Set each record down exactly, excluding all images.

+++++

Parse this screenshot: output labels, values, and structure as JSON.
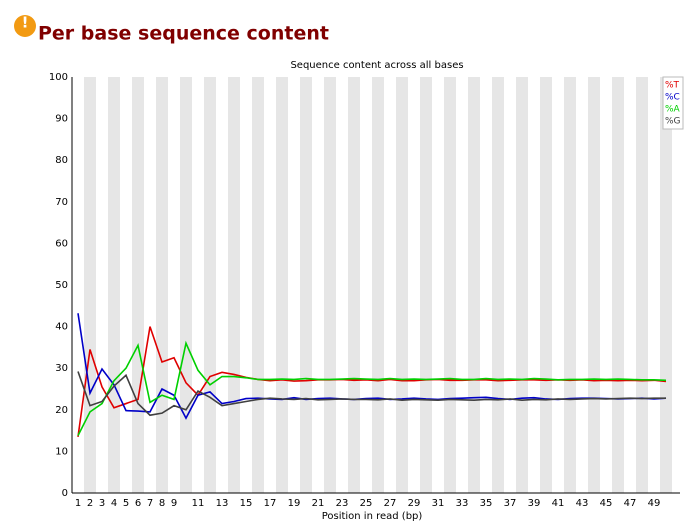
{
  "header": {
    "title": "Per base sequence content"
  },
  "chart_data": {
    "type": "line",
    "title": "Sequence content across all bases",
    "x_label": "Position in read (bp)",
    "categories": [
      "1",
      "2",
      "3",
      "4",
      "5",
      "6",
      "7",
      "8",
      "9",
      null,
      "11",
      null,
      "13",
      null,
      "15",
      null,
      "17",
      null,
      "19",
      null,
      "21",
      null,
      "23",
      null,
      "25",
      null,
      "27",
      null,
      "29",
      null,
      "31",
      null,
      "33",
      null,
      "35",
      null,
      "37",
      null,
      "39",
      null,
      "41",
      null,
      "43",
      null,
      "45",
      null,
      "47",
      null,
      "49",
      null
    ],
    "series": [
      {
        "name": "%T",
        "color": "#e00000",
        "values": [
          13.5,
          34.5,
          25.5,
          20.5,
          21.5,
          22.5,
          40,
          31.5,
          32.5,
          26.5,
          23.5,
          28,
          29,
          28.5,
          27.8,
          27.3,
          27,
          27.2,
          26.9,
          27,
          27.2,
          27.2,
          27.3,
          27.1,
          27.2,
          27,
          27.3,
          27,
          27,
          27.2,
          27.3,
          27.1,
          27.1,
          27.2,
          27.2,
          27,
          27.1,
          27.2,
          27.2,
          27.1,
          27.2,
          27.1,
          27.2,
          27,
          27.1,
          27,
          27.1,
          27,
          27.1,
          26.8
        ]
      },
      {
        "name": "%C",
        "color": "#0000c8",
        "values": [
          43.2,
          24,
          29.8,
          26,
          19.8,
          19.7,
          19.5,
          25,
          23.5,
          18,
          23.5,
          24.3,
          21.5,
          22,
          22.7,
          22.8,
          22.6,
          22.5,
          22.9,
          22.5,
          22.7,
          22.8,
          22.6,
          22.5,
          22.7,
          22.8,
          22.5,
          22.6,
          22.8,
          22.6,
          22.5,
          22.7,
          22.8,
          22.9,
          23,
          22.7,
          22.5,
          22.8,
          22.9,
          22.6,
          22.5,
          22.7,
          22.8,
          22.8,
          22.7,
          22.6,
          22.7,
          22.8,
          22.6,
          22.8
        ]
      },
      {
        "name": "%A",
        "color": "#00d000",
        "values": [
          13.8,
          19.5,
          21.5,
          27,
          30,
          35.5,
          21.8,
          23.5,
          22.5,
          36,
          29.5,
          26,
          28,
          28,
          27.7,
          27.3,
          27.3,
          27.4,
          27.3,
          27.5,
          27.3,
          27.3,
          27.4,
          27.5,
          27.4,
          27.3,
          27.5,
          27.3,
          27.4,
          27.3,
          27.4,
          27.5,
          27.3,
          27.3,
          27.5,
          27.3,
          27.4,
          27.3,
          27.5,
          27.4,
          27.2,
          27.3,
          27.3,
          27.4,
          27.3,
          27.4,
          27.3,
          27.2,
          27.2,
          27.1
        ]
      },
      {
        "name": "%G",
        "color": "#404040",
        "values": [
          29.2,
          21,
          22,
          25.7,
          28.3,
          21.5,
          18.7,
          19.2,
          21,
          20,
          24.5,
          23,
          21,
          21.5,
          22,
          22.5,
          22.8,
          22.6,
          22.5,
          22.7,
          22.4,
          22.5,
          22.6,
          22.5,
          22.5,
          22.4,
          22.6,
          22.3,
          22.5,
          22.4,
          22.3,
          22.5,
          22.4,
          22.3,
          22.5,
          22.4,
          22.6,
          22.3,
          22.5,
          22.4,
          22.6,
          22.5,
          22.6,
          22.7,
          22.6,
          22.7,
          22.8,
          22.7,
          22.8,
          22.8
        ]
      }
    ],
    "ylim": [
      0,
      100
    ],
    "yticks": [
      0,
      10,
      20,
      30,
      40,
      50,
      60,
      70,
      80,
      90,
      100
    ],
    "legend": "top-right"
  }
}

+++++

Written response:
Parse this screenshot: output labels, values, and structure as JSON.
{
  "header": {
    "title": "Per base sequence content"
  },
  "chart_data": {
    "type": "line",
    "title": "Sequence content across all bases",
    "x_label": "Position in read (bp)",
    "categories": [
      "1",
      "2",
      "3",
      "4",
      "5",
      "6",
      "7",
      "8",
      "9",
      null,
      "11",
      null,
      "13",
      null,
      "15",
      null,
      "17",
      null,
      "19",
      null,
      "21",
      null,
      "23",
      null,
      "25",
      null,
      "27",
      null,
      "29",
      null,
      "31",
      null,
      "33",
      null,
      "35",
      null,
      "37",
      null,
      "39",
      null,
      "41",
      null,
      "43",
      null,
      "45",
      null,
      "47",
      null,
      "49",
      null
    ],
    "series": [
      {
        "name": "%T",
        "color": "#e00000",
        "values": [
          13.5,
          34.5,
          25.5,
          20.5,
          21.5,
          22.5,
          40,
          31.5,
          32.5,
          26.5,
          23.5,
          28,
          29,
          28.5,
          27.8,
          27.3,
          27,
          27.2,
          26.9,
          27,
          27.2,
          27.2,
          27.3,
          27.1,
          27.2,
          27,
          27.3,
          27,
          27,
          27.2,
          27.3,
          27.1,
          27.1,
          27.2,
          27.2,
          27,
          27.1,
          27.2,
          27.2,
          27.1,
          27.2,
          27.1,
          27.2,
          27,
          27.1,
          27,
          27.1,
          27,
          27.1,
          26.8
        ]
      },
      {
        "name": "%C",
        "color": "#0000c8",
        "values": [
          43.2,
          24,
          29.8,
          26,
          19.8,
          19.7,
          19.5,
          25,
          23.5,
          18,
          23.5,
          24.3,
          21.5,
          22,
          22.7,
          22.8,
          22.6,
          22.5,
          22.9,
          22.5,
          22.7,
          22.8,
          22.6,
          22.5,
          22.7,
          22.8,
          22.5,
          22.6,
          22.8,
          22.6,
          22.5,
          22.7,
          22.8,
          22.9,
          23,
          22.7,
          22.5,
          22.8,
          22.9,
          22.6,
          22.5,
          22.7,
          22.8,
          22.8,
          22.7,
          22.6,
          22.7,
          22.8,
          22.6,
          22.8
        ]
      },
      {
        "name": "%A",
        "color": "#00d000",
        "values": [
          13.8,
          19.5,
          21.5,
          27,
          30,
          35.5,
          21.8,
          23.5,
          22.5,
          36,
          29.5,
          26,
          28,
          28,
          27.7,
          27.3,
          27.3,
          27.4,
          27.3,
          27.5,
          27.3,
          27.3,
          27.4,
          27.5,
          27.4,
          27.3,
          27.5,
          27.3,
          27.4,
          27.3,
          27.4,
          27.5,
          27.3,
          27.3,
          27.5,
          27.3,
          27.4,
          27.3,
          27.5,
          27.4,
          27.2,
          27.3,
          27.3,
          27.4,
          27.3,
          27.4,
          27.3,
          27.2,
          27.2,
          27.1
        ]
      },
      {
        "name": "%G",
        "color": "#404040",
        "values": [
          29.2,
          21,
          22,
          25.7,
          28.3,
          21.5,
          18.7,
          19.2,
          21,
          20,
          24.5,
          23,
          21,
          21.5,
          22,
          22.5,
          22.8,
          22.6,
          22.5,
          22.7,
          22.4,
          22.5,
          22.6,
          22.5,
          22.5,
          22.4,
          22.6,
          22.3,
          22.5,
          22.4,
          22.3,
          22.5,
          22.4,
          22.3,
          22.5,
          22.4,
          22.6,
          22.3,
          22.5,
          22.4,
          22.6,
          22.5,
          22.6,
          22.7,
          22.6,
          22.7,
          22.8,
          22.7,
          22.8,
          22.8
        ]
      }
    ],
    "ylim": [
      0,
      100
    ],
    "yticks": [
      0,
      10,
      20,
      30,
      40,
      50,
      60,
      70,
      80,
      90,
      100
    ],
    "legend": "top-right"
  }
}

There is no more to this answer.